= GOAL OF THE EXERCISE =
All lines from the one containing "Read all visible content and emit it as JSON." through the last line of the listing below are to be copied exactly. Exclude the pictures.

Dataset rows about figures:
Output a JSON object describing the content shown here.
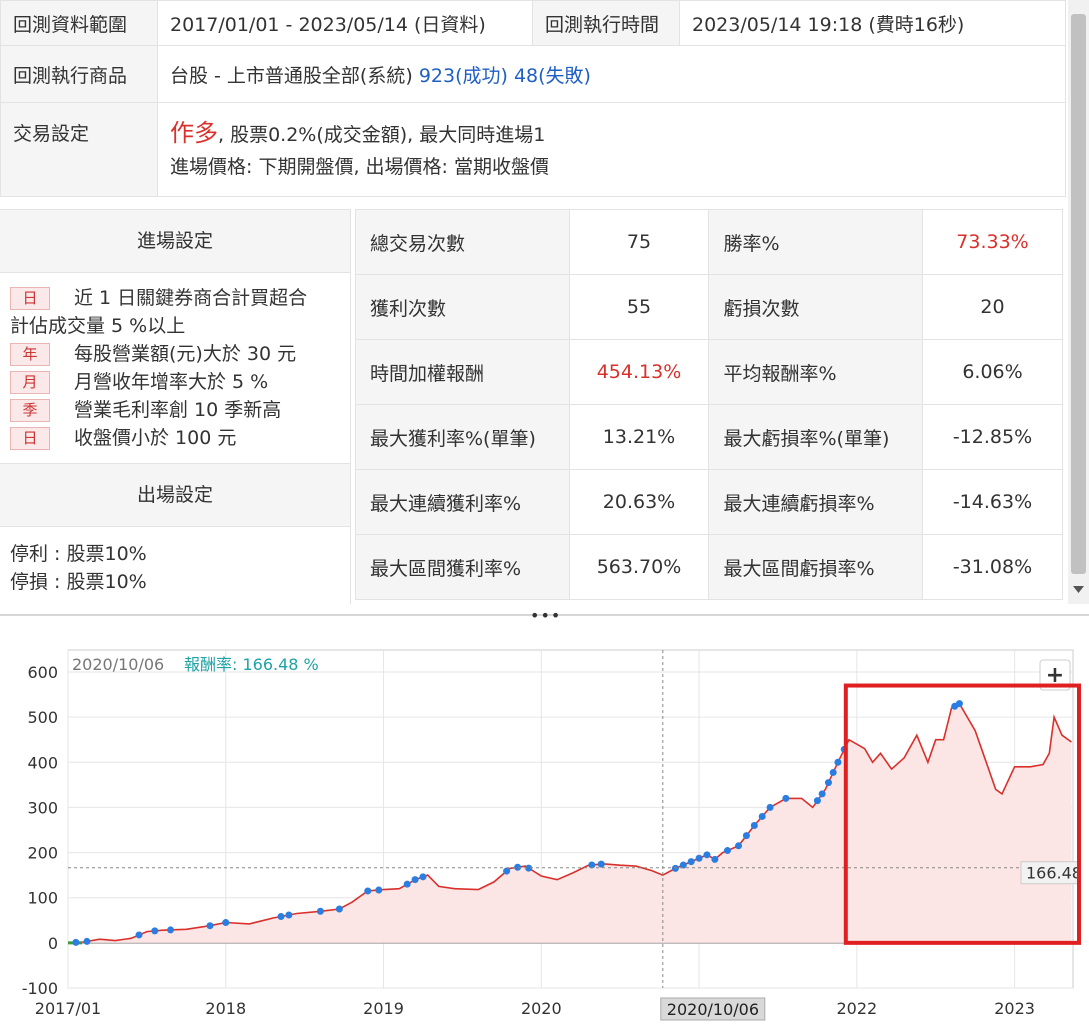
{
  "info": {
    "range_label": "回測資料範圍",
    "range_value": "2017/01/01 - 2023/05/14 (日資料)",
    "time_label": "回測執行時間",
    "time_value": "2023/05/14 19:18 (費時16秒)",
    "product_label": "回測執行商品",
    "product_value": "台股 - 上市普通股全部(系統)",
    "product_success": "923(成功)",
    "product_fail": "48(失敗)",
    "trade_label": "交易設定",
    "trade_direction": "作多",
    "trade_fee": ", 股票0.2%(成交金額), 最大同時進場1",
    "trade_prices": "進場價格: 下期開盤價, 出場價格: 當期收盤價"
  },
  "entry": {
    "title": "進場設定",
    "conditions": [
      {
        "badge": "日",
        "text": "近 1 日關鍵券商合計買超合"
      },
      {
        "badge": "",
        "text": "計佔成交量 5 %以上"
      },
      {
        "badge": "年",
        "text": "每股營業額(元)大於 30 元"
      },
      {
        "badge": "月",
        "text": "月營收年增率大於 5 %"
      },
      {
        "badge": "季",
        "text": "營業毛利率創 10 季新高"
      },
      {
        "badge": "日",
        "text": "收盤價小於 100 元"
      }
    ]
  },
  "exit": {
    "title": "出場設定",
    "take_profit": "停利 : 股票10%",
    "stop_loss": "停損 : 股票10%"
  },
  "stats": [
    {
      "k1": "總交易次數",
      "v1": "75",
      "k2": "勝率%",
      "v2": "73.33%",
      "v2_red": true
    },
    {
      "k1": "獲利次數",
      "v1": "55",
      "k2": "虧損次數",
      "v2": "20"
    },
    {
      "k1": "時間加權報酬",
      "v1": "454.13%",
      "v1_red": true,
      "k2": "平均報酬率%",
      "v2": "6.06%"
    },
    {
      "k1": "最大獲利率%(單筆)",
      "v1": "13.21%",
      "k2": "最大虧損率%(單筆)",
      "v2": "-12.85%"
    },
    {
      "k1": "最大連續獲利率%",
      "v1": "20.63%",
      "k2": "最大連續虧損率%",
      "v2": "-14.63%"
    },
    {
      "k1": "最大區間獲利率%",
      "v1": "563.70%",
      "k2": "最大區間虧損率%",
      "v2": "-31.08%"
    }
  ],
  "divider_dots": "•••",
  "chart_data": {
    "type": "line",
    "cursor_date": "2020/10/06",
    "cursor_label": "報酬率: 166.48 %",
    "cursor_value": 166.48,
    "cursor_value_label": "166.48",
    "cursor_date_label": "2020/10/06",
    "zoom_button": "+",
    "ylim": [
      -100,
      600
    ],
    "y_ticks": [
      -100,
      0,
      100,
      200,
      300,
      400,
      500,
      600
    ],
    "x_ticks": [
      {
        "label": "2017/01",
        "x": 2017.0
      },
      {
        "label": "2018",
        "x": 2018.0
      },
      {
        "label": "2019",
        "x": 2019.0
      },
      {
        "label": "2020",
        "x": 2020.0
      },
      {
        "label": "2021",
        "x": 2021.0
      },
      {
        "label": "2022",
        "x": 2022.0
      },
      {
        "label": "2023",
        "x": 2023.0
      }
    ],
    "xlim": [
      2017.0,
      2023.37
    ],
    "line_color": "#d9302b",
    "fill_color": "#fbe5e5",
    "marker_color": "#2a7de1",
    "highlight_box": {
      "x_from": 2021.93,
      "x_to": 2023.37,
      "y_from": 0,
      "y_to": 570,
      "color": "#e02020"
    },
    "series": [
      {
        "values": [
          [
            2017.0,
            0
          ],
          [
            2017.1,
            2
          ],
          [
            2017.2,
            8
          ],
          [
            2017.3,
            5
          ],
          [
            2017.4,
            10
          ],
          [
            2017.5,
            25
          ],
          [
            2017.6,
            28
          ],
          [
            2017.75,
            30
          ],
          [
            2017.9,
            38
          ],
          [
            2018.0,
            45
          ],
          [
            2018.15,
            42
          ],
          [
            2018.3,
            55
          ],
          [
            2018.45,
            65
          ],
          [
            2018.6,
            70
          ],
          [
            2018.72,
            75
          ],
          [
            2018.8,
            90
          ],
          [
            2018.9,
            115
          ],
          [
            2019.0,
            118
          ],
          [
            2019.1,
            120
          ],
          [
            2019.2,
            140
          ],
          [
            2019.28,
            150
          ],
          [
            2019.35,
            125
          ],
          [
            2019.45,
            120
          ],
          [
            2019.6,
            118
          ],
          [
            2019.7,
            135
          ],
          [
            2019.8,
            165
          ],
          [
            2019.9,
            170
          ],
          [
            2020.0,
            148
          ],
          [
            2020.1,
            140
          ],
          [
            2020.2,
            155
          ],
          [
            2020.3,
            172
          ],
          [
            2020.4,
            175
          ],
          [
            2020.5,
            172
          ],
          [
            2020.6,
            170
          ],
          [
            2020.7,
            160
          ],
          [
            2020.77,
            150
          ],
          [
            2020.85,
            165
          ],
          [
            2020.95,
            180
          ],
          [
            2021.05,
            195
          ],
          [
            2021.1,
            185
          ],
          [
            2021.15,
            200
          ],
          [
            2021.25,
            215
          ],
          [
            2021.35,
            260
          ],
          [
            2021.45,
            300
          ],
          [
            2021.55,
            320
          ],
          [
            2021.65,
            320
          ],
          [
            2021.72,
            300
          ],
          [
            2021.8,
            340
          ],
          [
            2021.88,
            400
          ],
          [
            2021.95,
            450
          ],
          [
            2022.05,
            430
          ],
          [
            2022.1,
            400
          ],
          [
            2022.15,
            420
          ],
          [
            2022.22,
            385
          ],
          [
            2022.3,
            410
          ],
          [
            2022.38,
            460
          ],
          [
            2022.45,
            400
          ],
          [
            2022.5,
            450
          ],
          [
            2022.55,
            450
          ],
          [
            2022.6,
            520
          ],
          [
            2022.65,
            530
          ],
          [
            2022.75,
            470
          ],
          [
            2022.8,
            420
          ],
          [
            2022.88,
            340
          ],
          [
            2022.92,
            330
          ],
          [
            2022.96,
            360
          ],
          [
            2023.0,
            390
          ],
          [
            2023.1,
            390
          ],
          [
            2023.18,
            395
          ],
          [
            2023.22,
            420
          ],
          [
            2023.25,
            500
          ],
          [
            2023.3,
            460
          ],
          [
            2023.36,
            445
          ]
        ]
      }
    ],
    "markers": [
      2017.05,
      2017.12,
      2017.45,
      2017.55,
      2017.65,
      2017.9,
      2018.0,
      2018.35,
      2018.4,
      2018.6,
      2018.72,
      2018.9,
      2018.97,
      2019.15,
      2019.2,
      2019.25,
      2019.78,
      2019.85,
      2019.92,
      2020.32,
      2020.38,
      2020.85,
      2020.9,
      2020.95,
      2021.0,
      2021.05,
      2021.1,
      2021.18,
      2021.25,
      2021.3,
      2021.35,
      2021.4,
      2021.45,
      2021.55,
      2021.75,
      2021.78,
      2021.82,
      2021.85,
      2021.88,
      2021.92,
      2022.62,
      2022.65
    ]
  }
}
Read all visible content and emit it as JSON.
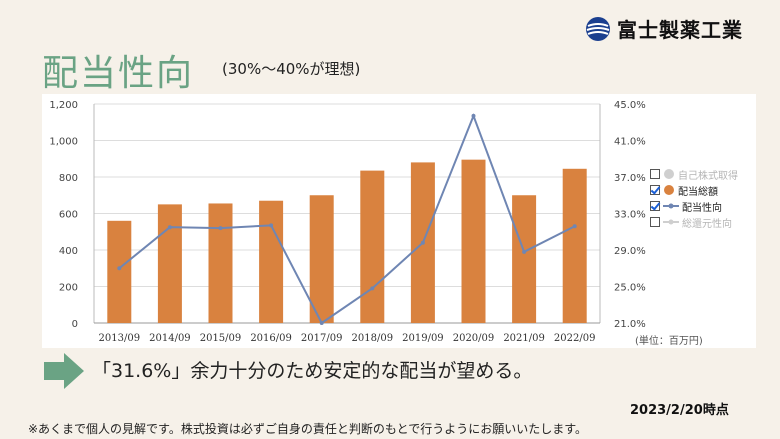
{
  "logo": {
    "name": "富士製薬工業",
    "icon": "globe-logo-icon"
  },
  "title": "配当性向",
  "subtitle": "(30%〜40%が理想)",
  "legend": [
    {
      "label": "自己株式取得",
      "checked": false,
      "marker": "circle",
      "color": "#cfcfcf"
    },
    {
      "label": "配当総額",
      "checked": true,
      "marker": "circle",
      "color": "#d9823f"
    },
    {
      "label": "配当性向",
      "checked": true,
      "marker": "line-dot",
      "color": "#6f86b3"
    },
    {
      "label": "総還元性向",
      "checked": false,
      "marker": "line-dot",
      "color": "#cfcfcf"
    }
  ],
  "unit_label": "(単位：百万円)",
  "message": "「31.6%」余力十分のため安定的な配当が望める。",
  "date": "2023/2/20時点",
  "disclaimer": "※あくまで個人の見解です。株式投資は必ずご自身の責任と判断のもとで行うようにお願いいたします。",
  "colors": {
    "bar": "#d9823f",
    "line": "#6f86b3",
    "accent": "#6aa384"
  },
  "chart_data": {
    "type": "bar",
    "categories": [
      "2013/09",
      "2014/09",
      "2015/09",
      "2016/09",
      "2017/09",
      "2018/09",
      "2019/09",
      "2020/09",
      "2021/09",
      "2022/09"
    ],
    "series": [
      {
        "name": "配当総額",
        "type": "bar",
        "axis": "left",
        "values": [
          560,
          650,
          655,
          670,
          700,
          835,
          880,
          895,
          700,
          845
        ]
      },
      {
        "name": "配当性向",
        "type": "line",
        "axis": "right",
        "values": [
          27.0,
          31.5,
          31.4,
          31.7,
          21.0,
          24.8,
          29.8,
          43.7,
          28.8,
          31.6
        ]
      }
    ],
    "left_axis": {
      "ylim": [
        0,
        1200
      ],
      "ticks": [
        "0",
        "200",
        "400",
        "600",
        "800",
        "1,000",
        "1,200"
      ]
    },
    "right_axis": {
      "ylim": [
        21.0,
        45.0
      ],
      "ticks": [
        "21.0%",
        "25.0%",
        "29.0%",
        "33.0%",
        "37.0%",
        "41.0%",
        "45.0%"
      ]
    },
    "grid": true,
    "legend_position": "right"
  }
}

= FINAL RESULT =
Read all visible content and emit it as JSON.
{
  "logo": {
    "name": "富士製薬工業",
    "icon": "globe-logo-icon"
  },
  "title": "配当性向",
  "subtitle": "(30%〜40%が理想)",
  "legend": [
    {
      "label": "自己株式取得",
      "checked": false,
      "marker": "circle",
      "color": "#cfcfcf"
    },
    {
      "label": "配当総額",
      "checked": true,
      "marker": "circle",
      "color": "#d9823f"
    },
    {
      "label": "配当性向",
      "checked": true,
      "marker": "line-dot",
      "color": "#6f86b3"
    },
    {
      "label": "総還元性向",
      "checked": false,
      "marker": "line-dot",
      "color": "#cfcfcf"
    }
  ],
  "unit_label": "(単位：百万円)",
  "message": "「31.6%」余力十分のため安定的な配当が望める。",
  "date": "2023/2/20時点",
  "disclaimer": "※あくまで個人の見解です。株式投資は必ずご自身の責任と判断のもとで行うようにお願いいたします。",
  "colors": {
    "bar": "#d9823f",
    "line": "#6f86b3",
    "accent": "#6aa384"
  },
  "chart_data": {
    "type": "bar",
    "categories": [
      "2013/09",
      "2014/09",
      "2015/09",
      "2016/09",
      "2017/09",
      "2018/09",
      "2019/09",
      "2020/09",
      "2021/09",
      "2022/09"
    ],
    "series": [
      {
        "name": "配当総額",
        "type": "bar",
        "axis": "left",
        "values": [
          560,
          650,
          655,
          670,
          700,
          835,
          880,
          895,
          700,
          845
        ]
      },
      {
        "name": "配当性向",
        "type": "line",
        "axis": "right",
        "values": [
          27.0,
          31.5,
          31.4,
          31.7,
          21.0,
          24.8,
          29.8,
          43.7,
          28.8,
          31.6
        ]
      }
    ],
    "left_axis": {
      "ylim": [
        0,
        1200
      ],
      "ticks": [
        "0",
        "200",
        "400",
        "600",
        "800",
        "1,000",
        "1,200"
      ]
    },
    "right_axis": {
      "ylim": [
        21.0,
        45.0
      ],
      "ticks": [
        "21.0%",
        "25.0%",
        "29.0%",
        "33.0%",
        "37.0%",
        "41.0%",
        "45.0%"
      ]
    },
    "grid": true,
    "legend_position": "right"
  }
}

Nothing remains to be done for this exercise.